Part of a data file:

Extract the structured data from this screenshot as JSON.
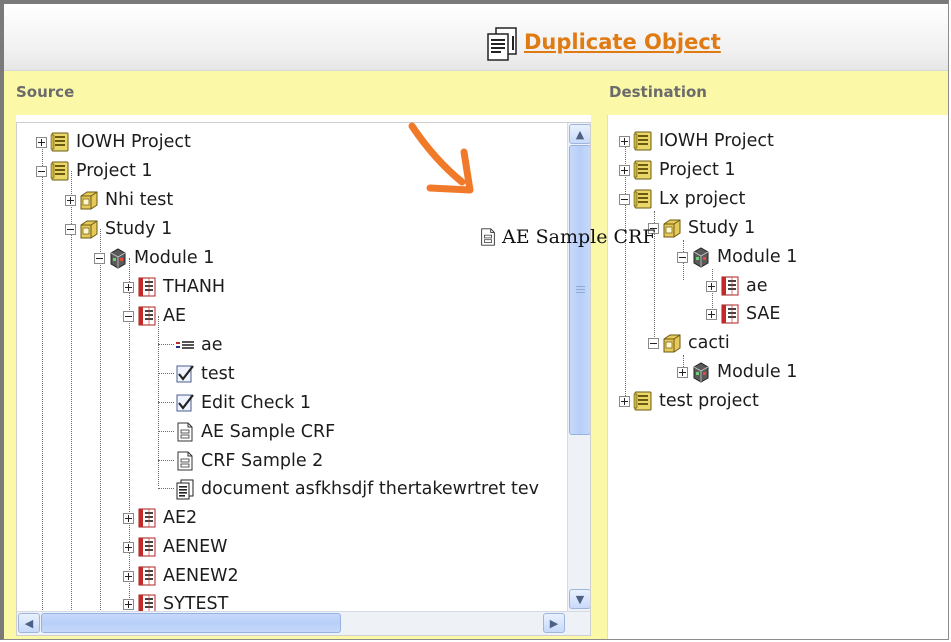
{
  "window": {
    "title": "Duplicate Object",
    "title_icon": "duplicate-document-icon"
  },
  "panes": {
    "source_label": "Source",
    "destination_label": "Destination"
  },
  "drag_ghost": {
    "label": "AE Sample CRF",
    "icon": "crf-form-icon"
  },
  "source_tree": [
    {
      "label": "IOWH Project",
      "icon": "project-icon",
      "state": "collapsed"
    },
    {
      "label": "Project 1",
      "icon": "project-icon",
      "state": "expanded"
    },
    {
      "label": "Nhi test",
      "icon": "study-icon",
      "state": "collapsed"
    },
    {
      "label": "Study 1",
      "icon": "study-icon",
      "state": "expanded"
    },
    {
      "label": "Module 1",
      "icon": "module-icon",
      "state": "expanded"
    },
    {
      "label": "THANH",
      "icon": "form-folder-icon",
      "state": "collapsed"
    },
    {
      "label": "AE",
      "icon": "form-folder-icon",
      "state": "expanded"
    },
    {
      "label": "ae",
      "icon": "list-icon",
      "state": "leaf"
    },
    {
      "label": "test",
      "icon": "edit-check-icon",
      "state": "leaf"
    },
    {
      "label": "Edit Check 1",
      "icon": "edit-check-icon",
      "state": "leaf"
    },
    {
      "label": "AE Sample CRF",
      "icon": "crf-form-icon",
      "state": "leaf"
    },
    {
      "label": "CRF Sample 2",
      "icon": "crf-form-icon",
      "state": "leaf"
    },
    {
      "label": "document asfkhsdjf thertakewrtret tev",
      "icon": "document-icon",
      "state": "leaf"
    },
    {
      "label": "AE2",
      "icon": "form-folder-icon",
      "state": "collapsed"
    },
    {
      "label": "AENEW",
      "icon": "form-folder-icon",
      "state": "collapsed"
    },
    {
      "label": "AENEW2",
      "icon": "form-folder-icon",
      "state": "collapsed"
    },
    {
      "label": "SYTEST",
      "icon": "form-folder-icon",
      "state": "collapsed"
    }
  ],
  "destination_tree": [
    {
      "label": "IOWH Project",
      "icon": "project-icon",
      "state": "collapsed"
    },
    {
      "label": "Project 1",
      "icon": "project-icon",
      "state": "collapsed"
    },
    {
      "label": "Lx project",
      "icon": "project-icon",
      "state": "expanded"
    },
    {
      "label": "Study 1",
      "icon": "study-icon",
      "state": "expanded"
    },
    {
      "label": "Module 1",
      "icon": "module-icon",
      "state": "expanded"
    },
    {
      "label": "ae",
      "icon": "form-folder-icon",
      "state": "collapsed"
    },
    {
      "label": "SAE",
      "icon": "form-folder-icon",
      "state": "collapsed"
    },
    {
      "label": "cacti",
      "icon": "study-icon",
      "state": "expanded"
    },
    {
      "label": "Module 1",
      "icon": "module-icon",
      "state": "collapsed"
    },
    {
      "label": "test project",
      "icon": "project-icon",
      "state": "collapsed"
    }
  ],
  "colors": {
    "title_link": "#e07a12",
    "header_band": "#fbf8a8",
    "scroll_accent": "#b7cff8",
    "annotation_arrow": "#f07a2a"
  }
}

==

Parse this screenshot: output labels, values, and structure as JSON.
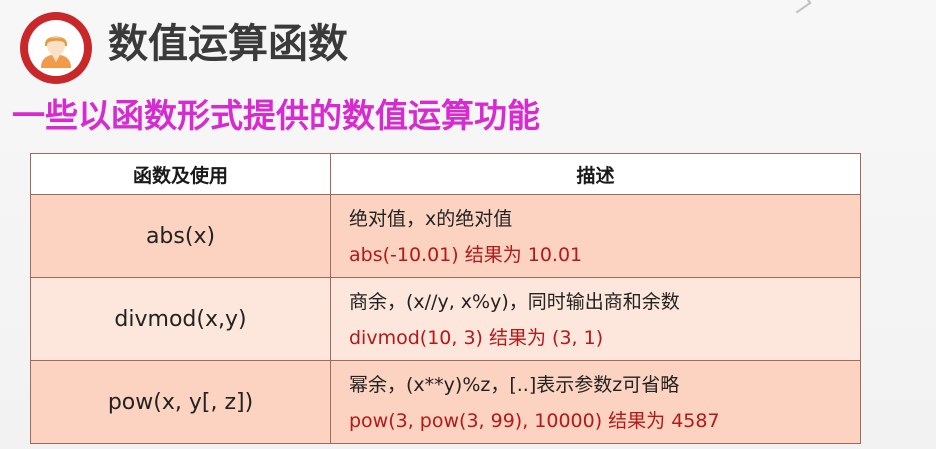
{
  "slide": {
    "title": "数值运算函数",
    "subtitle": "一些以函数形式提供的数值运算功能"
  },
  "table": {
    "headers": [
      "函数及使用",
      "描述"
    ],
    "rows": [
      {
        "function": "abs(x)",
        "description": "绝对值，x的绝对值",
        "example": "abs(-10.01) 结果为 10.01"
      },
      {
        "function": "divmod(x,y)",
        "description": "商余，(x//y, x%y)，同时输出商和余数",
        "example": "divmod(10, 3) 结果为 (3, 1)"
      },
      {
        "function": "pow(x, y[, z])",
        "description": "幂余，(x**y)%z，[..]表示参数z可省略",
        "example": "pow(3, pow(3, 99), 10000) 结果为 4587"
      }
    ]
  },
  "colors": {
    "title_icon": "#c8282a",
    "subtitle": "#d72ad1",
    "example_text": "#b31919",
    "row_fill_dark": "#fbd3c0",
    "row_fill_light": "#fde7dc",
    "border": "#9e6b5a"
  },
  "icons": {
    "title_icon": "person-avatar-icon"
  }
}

▸ **Short problem**
Only lines holding the string "JSON" are wanted; gather each one from the entries above.

▸ **Expected answer**
Extract the structured data from this screenshot as JSON.
Parse this screenshot: output labels, values, and structure as JSON.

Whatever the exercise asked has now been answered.